+++ Given entries

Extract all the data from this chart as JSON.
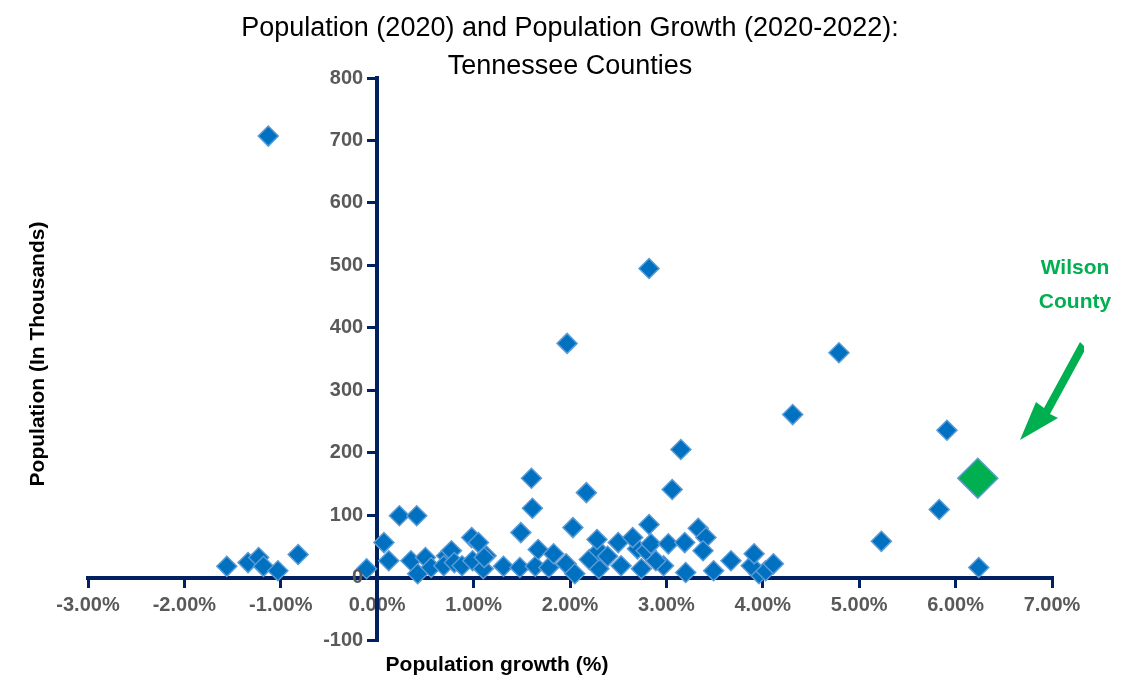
{
  "chart_data": {
    "type": "scatter",
    "title": "Population (2020) and Population Growth (2020-2022): Tennessee Counties",
    "xlabel": "Population growth (%)",
    "ylabel": "Population (In Thousands)",
    "xlim": [
      -3,
      7
    ],
    "xticks": [
      {
        "value": -3,
        "label": "-3.00%"
      },
      {
        "value": -2,
        "label": "-2.00%"
      },
      {
        "value": -1,
        "label": "-1.00%"
      },
      {
        "value": 0,
        "label": "0.00%"
      },
      {
        "value": 1,
        "label": "1.00%"
      },
      {
        "value": 2,
        "label": "2.00%"
      },
      {
        "value": 3,
        "label": "3.00%"
      },
      {
        "value": 4,
        "label": "4.00%"
      },
      {
        "value": 5,
        "label": "5.00%"
      },
      {
        "value": 6,
        "label": "6.00%"
      },
      {
        "value": 7,
        "label": "7.00%"
      }
    ],
    "ylim": [
      -100,
      800
    ],
    "yticks": [
      -100,
      0,
      100,
      200,
      300,
      400,
      500,
      600,
      700,
      800
    ],
    "grid": false,
    "legend": false,
    "marker": "diamond",
    "series": [
      {
        "color": "#0070c0",
        "x": [
          -1.13,
          -1.56,
          -1.34,
          -1.23,
          -1.18,
          -1.03,
          -0.82,
          -0.11,
          0.07,
          0.12,
          0.23,
          0.41,
          0.35,
          0.42,
          0.5,
          0.56,
          0.72,
          0.77,
          0.69,
          0.8,
          0.88,
          0.98,
          1.05,
          0.99,
          1.1,
          1.13,
          1.11,
          1.31,
          1.48,
          1.64,
          1.78,
          1.96,
          2.05,
          2.3,
          2.53,
          2.74,
          2.97,
          3.2,
          3.49,
          3.96,
          4.03,
          3.88,
          1.67,
          1.83,
          2.2,
          2.3,
          2.39,
          2.7,
          2.79,
          2.89,
          3.67,
          3.91,
          4.11,
          2.03,
          2.82,
          3.33,
          3.41,
          2.28,
          2.5,
          2.65,
          2.84,
          3.02,
          3.19,
          3.38,
          1.6,
          1.61,
          1.49,
          1.97,
          2.82,
          2.17,
          3.15,
          3.06,
          4.31,
          4.79,
          5.91,
          5.83,
          5.23,
          6.24
        ],
        "values": [
          707,
          18,
          24,
          32,
          18,
          11,
          37,
          14,
          56,
          27,
          99,
          99,
          27,
          6,
          32,
          16,
          35,
          43,
          19,
          24,
          19,
          64,
          56,
          27,
          14,
          35,
          32,
          18,
          16,
          18,
          16,
          22,
          6,
          14,
          19,
          14,
          19,
          8,
          11,
          6,
          11,
          19,
          45,
          38,
          29,
          43,
          34,
          46,
          43,
          27,
          27,
          38,
          22,
          80,
          85,
          79,
          64,
          61,
          56,
          64,
          54,
          54,
          56,
          43,
          159,
          111,
          72,
          375,
          495,
          136,
          205,
          141,
          261,
          360,
          236,
          109,
          58,
          16
        ]
      },
      {
        "name": "Wilson County",
        "color": "#00b050",
        "x": [
          6.23
        ],
        "values": [
          159
        ]
      }
    ]
  }
}
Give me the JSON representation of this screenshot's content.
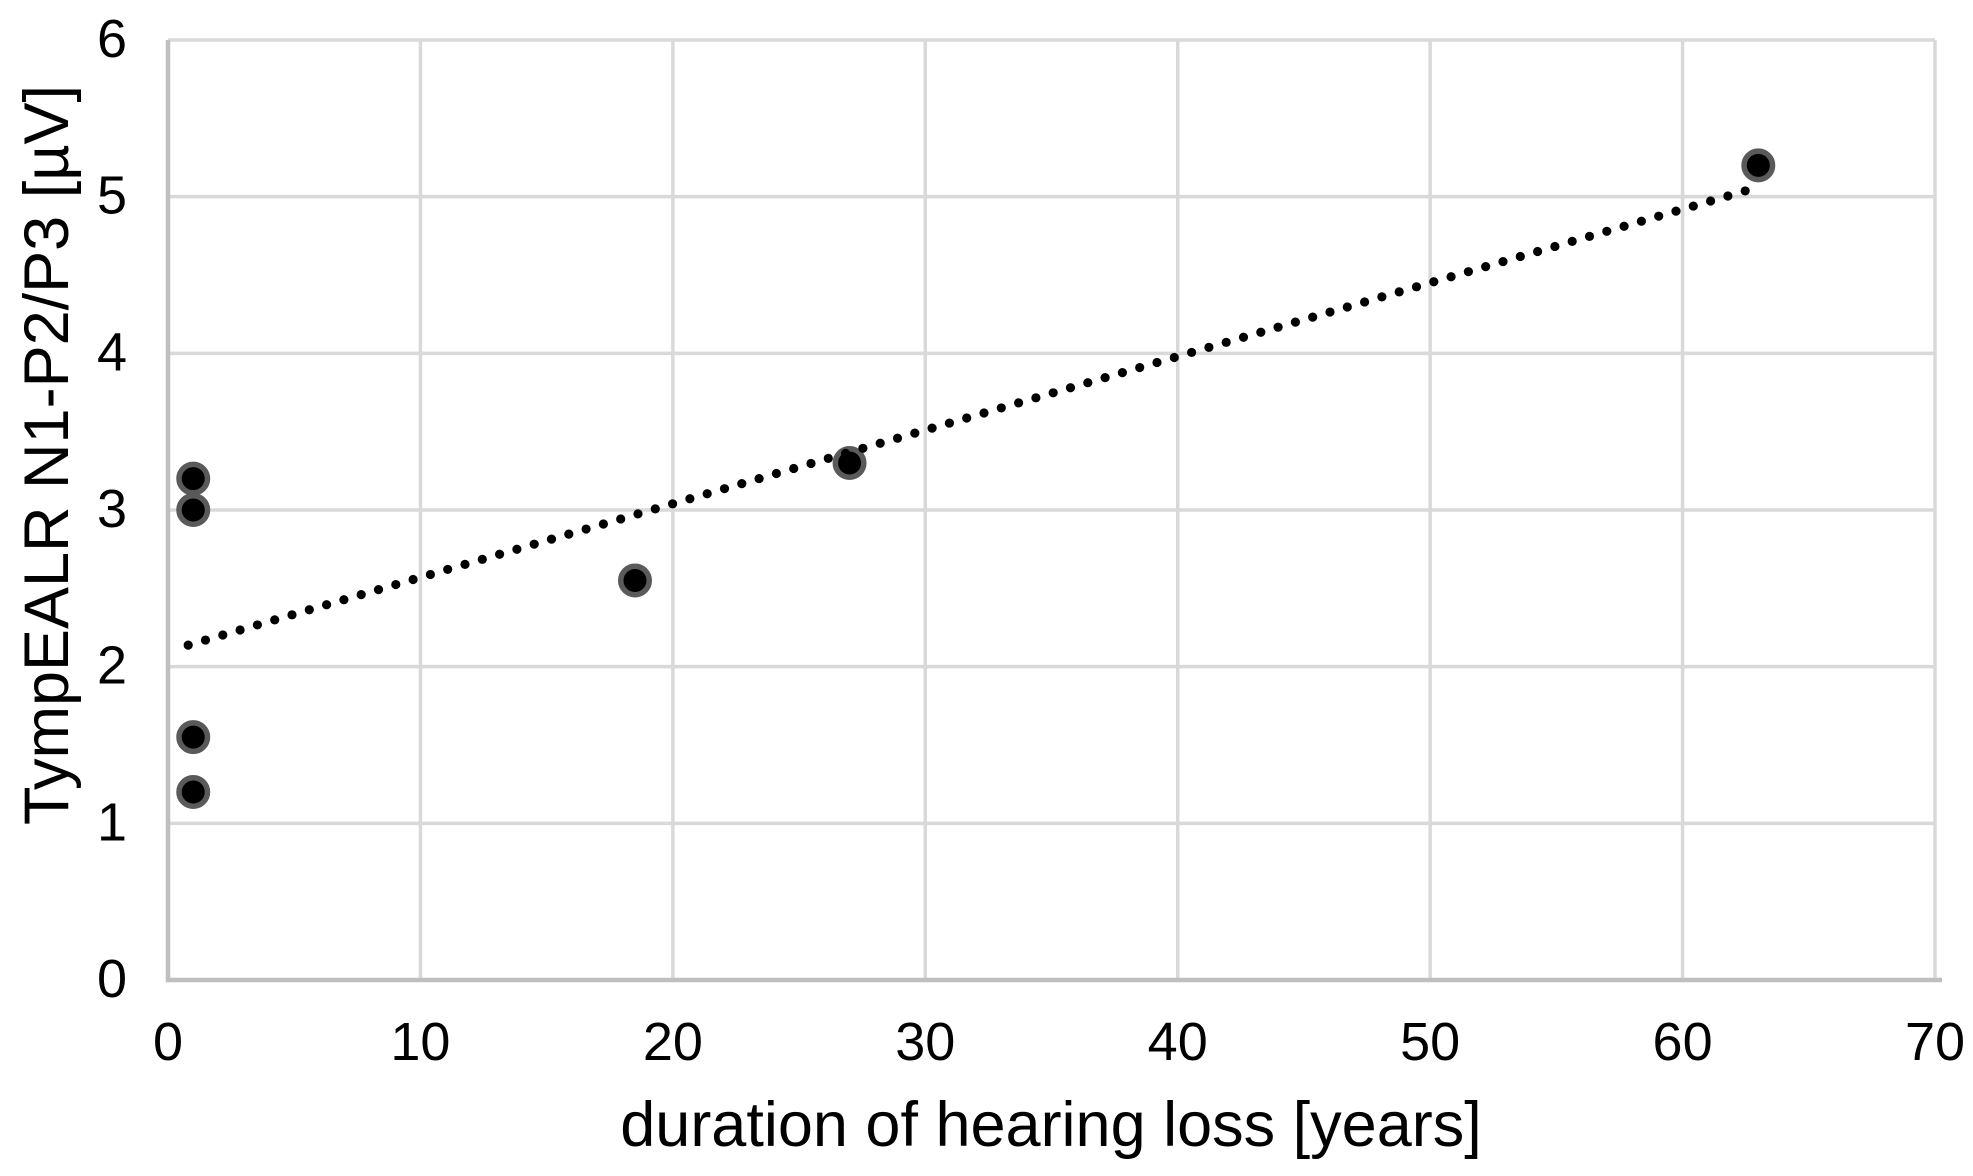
{
  "chart_data": {
    "type": "scatter",
    "title": "",
    "xlabel": "duration of hearing loss [years]",
    "ylabel": "TympEALR N1-P2/P3 [µV]",
    "xlim": [
      0,
      70
    ],
    "ylim": [
      0,
      6
    ],
    "x_ticks": [
      0,
      10,
      20,
      30,
      40,
      50,
      60,
      70
    ],
    "y_ticks": [
      0,
      1,
      2,
      3,
      4,
      5,
      6
    ],
    "grid": true,
    "legend": "none",
    "points": [
      {
        "x": 1,
        "y": 3.2
      },
      {
        "x": 1,
        "y": 3.0
      },
      {
        "x": 1,
        "y": 1.55
      },
      {
        "x": 1,
        "y": 1.2
      },
      {
        "x": 18.5,
        "y": 2.55
      },
      {
        "x": 27,
        "y": 3.3
      },
      {
        "x": 63,
        "y": 5.2
      }
    ],
    "trendline": {
      "style": "dotted",
      "slope": 0.047,
      "intercept": 2.1,
      "x_start": 0.8,
      "x_end": 62.9
    },
    "colors": {
      "background": "#FFFFFF",
      "gridline": "#D9D9D9",
      "axis_line": "#BFBFBF",
      "text": "#000000",
      "marker_fill": "#000000",
      "marker_ring": "#5A5A5A",
      "trend_dot": "#000000"
    }
  }
}
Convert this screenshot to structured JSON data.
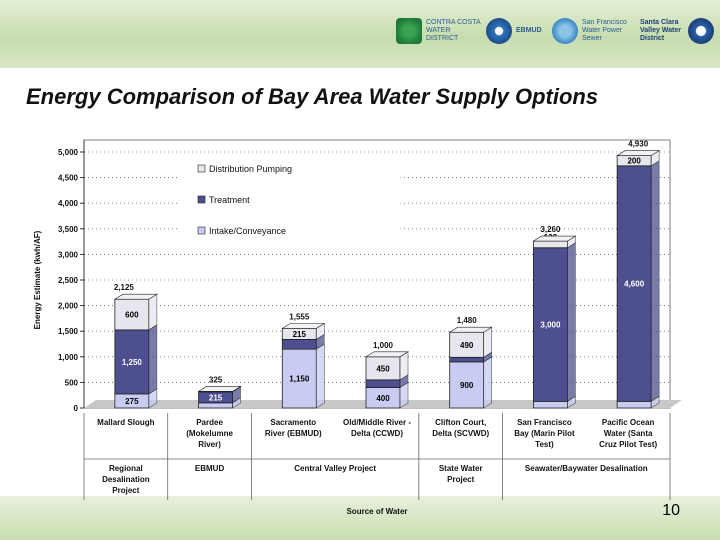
{
  "slide": {
    "title": "Energy Comparison of Bay Area Water Supply Options",
    "page_number": "10"
  },
  "logos": [
    {
      "name": "contra-costa-water-district",
      "text": "CONTRA COSTA WATER DISTRICT"
    },
    {
      "name": "ebmud",
      "text": "EBMUD"
    },
    {
      "name": "sf-water-power-sewer",
      "text": "San Francisco Water Power Sewer"
    },
    {
      "name": "santa-clara-valley-water",
      "text": "Santa Clara Valley Water District"
    }
  ],
  "colors": {
    "intake": "#c9ccf2",
    "treatment": "#4d4f8e",
    "distribution": "#e6e6ee",
    "background_banner": "#c7dcae"
  },
  "chart_data": {
    "type": "bar",
    "stacked": true,
    "ylabel": "Energy Estimate (kwh/AF)",
    "xlabel": "Source of Water",
    "ylim": [
      0,
      5000
    ],
    "yticks": [
      "0",
      "500",
      "1,000",
      "1,500",
      "2,000",
      "2,500",
      "3,000",
      "3,500",
      "4,000",
      "4,500",
      "5,000"
    ],
    "categories": [
      "Mallard Slough",
      "Pardee (Mokelumne River)",
      "Sacramento River (EBMUD)",
      "Old/Middle River - Delta (CCWD)",
      "Clifton Court, Delta (SCVWD)",
      "San Francisco Bay (Marin Pilot Test)",
      "Pacific Ocean Water (Santa Cruz Pilot Test)"
    ],
    "category_lines": [
      [
        "Mallard Slough"
      ],
      [
        "Pardee",
        "(Mokelumne",
        "River)"
      ],
      [
        "Sacramento",
        "River (EBMUD)"
      ],
      [
        "Old/Middle River -",
        "Delta (CCWD)"
      ],
      [
        "Clifton Court,",
        "Delta (SCVWD)"
      ],
      [
        "San Francisco",
        "Bay (Marin Pilot",
        "Test)"
      ],
      [
        "Pacific Ocean",
        "Water (Santa",
        "Cruz Pilot Test)"
      ]
    ],
    "series": [
      {
        "name": "Intake/Conveyance",
        "values": [
          275,
          100,
          1150,
          400,
          900,
          130,
          130
        ],
        "labels": [
          "275",
          "100",
          "1,150",
          "400",
          "900",
          "130",
          "130"
        ]
      },
      {
        "name": "Treatment",
        "values": [
          1250,
          215,
          190,
          150,
          90,
          3000,
          4600
        ],
        "labels": [
          "1,250",
          "215",
          "190",
          "150",
          "90",
          "3,000",
          "4,600"
        ]
      },
      {
        "name": "Distribution Pumping",
        "values": [
          600,
          10,
          215,
          450,
          490,
          130,
          200
        ],
        "labels": [
          "600",
          "",
          "215",
          "450",
          "490",
          "130",
          "200"
        ]
      }
    ],
    "totals": [
      "2,125",
      "325",
      "1,555",
      "1,000",
      "1,480",
      "3,260",
      "4,930"
    ],
    "legend_order": [
      "Distribution Pumping",
      "Treatment",
      "Intake/Conveyance"
    ],
    "groups": [
      {
        "label": "Regional Desalination Project",
        "lines": [
          "Regional",
          "Desalination",
          "Project"
        ]
      },
      {
        "label": "EBMUD",
        "lines": [
          "EBMUD"
        ]
      },
      {
        "label": "Central Valley Project",
        "lines": [
          "Central Valley Project"
        ]
      },
      {
        "label": "State Water Project",
        "lines": [
          "State Water",
          "Project"
        ]
      },
      {
        "label": "Seawater/Baywater Desalination",
        "lines": [
          "Seawater/Baywater Desalination"
        ]
      }
    ]
  }
}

++++++

* **Brief**
For each line of the entries that includes "this", show that line.

* **The answer**
Extract all the data from this chart as JSON.
Give me the JSON representation of this screenshot's content.
Convert this screenshot to structured JSON data.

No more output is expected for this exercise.